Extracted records
########################################

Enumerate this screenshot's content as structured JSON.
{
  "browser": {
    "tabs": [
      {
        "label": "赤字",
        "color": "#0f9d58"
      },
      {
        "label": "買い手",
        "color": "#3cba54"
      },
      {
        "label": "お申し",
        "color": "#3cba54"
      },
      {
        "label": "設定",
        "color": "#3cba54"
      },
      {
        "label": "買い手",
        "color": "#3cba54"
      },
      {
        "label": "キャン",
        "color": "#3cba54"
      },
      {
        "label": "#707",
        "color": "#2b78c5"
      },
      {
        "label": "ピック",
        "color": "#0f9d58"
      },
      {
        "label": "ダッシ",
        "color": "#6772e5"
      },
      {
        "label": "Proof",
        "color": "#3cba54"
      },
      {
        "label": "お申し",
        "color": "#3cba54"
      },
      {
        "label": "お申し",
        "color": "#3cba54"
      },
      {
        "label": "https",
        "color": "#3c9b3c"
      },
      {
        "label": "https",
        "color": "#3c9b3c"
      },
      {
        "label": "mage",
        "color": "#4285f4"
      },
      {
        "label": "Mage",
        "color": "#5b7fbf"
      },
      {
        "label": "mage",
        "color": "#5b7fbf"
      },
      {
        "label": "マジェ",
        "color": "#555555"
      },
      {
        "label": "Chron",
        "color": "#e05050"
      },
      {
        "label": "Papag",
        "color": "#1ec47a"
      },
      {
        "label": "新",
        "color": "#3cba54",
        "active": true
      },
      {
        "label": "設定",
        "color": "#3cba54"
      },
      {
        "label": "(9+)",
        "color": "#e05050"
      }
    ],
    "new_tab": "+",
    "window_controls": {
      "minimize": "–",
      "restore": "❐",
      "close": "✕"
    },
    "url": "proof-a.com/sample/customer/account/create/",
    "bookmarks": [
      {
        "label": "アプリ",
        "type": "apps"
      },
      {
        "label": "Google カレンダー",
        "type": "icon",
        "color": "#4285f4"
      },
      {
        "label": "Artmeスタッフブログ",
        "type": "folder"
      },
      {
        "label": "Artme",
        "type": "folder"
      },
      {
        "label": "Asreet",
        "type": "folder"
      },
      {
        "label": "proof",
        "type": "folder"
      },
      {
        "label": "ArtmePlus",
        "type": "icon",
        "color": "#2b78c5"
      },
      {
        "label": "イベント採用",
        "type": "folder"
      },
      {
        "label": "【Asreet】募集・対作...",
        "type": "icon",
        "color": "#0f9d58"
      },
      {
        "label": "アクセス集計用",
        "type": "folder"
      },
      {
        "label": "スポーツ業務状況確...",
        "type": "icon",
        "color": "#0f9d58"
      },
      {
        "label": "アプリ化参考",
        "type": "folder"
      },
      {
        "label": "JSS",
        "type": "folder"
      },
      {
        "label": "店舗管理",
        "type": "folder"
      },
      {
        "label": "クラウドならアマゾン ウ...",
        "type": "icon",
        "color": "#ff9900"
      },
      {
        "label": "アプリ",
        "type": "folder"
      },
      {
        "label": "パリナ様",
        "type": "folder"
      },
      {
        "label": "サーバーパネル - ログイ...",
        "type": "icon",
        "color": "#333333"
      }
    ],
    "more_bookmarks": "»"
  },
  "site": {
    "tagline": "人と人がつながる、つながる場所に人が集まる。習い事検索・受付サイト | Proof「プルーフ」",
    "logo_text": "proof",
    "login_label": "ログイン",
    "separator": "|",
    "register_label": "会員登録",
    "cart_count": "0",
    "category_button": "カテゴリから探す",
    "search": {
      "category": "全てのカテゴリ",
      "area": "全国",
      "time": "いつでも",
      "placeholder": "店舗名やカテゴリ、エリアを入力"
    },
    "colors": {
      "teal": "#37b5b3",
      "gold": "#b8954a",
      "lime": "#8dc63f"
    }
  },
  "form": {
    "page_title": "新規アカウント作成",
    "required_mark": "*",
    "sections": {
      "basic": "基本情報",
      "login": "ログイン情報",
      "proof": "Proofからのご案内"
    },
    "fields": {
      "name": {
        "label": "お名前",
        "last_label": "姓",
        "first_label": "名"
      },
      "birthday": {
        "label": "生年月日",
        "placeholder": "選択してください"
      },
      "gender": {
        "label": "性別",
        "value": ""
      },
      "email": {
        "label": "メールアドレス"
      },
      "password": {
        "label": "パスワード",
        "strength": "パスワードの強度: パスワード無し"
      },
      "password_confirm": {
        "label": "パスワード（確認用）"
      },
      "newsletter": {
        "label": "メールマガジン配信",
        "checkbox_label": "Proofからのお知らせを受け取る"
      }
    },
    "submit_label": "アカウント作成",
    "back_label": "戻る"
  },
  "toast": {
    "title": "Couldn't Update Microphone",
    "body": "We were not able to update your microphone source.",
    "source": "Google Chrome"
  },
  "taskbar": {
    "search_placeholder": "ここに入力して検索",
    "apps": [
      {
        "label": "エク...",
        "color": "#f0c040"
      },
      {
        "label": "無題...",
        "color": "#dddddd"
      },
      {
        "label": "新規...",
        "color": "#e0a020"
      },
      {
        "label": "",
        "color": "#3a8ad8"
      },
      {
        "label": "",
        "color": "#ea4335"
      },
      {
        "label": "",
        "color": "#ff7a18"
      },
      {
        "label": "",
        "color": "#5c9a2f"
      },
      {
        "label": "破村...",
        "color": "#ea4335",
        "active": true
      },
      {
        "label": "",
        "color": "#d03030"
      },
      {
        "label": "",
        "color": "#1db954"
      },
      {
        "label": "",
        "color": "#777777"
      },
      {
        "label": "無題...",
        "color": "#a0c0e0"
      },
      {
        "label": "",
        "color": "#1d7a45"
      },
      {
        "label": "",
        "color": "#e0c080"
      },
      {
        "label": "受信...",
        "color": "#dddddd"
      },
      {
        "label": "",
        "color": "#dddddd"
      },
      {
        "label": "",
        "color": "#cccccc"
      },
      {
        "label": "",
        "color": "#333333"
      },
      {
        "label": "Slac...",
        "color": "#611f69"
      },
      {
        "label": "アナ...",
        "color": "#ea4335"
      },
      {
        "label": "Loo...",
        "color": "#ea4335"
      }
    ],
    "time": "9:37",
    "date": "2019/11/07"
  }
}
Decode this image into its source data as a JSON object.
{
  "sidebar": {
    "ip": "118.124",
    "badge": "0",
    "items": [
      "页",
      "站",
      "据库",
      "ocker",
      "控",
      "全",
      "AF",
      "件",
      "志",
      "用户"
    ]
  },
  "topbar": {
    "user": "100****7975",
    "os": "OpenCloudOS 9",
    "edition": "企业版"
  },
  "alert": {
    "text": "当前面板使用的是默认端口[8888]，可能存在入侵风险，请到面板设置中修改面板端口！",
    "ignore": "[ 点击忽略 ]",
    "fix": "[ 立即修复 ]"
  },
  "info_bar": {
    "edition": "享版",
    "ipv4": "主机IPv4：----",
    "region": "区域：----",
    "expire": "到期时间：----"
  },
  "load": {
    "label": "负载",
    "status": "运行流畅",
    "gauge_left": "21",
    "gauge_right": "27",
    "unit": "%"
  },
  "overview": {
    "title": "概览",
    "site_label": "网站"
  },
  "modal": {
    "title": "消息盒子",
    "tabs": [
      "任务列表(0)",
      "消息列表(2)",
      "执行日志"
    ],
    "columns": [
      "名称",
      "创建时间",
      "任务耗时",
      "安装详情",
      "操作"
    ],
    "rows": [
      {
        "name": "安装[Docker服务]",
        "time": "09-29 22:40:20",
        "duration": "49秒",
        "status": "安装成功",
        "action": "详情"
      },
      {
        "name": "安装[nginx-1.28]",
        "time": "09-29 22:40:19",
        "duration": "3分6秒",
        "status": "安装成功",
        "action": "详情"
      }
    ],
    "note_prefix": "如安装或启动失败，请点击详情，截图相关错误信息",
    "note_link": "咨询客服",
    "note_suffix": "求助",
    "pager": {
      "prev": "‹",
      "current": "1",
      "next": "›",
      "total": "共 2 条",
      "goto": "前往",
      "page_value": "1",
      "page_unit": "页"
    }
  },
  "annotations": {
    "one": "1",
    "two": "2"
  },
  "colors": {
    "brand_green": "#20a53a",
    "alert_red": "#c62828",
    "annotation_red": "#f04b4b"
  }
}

########################################

• WHAT THE TASK ASKS: Filter the entries down to the lines with the word "source" in them.

• COMPLETED TASK:
    "body": "We were not able to update your microphone source.",
    "source": "Google Chrome"
Decode this image into its source data as a JSON object.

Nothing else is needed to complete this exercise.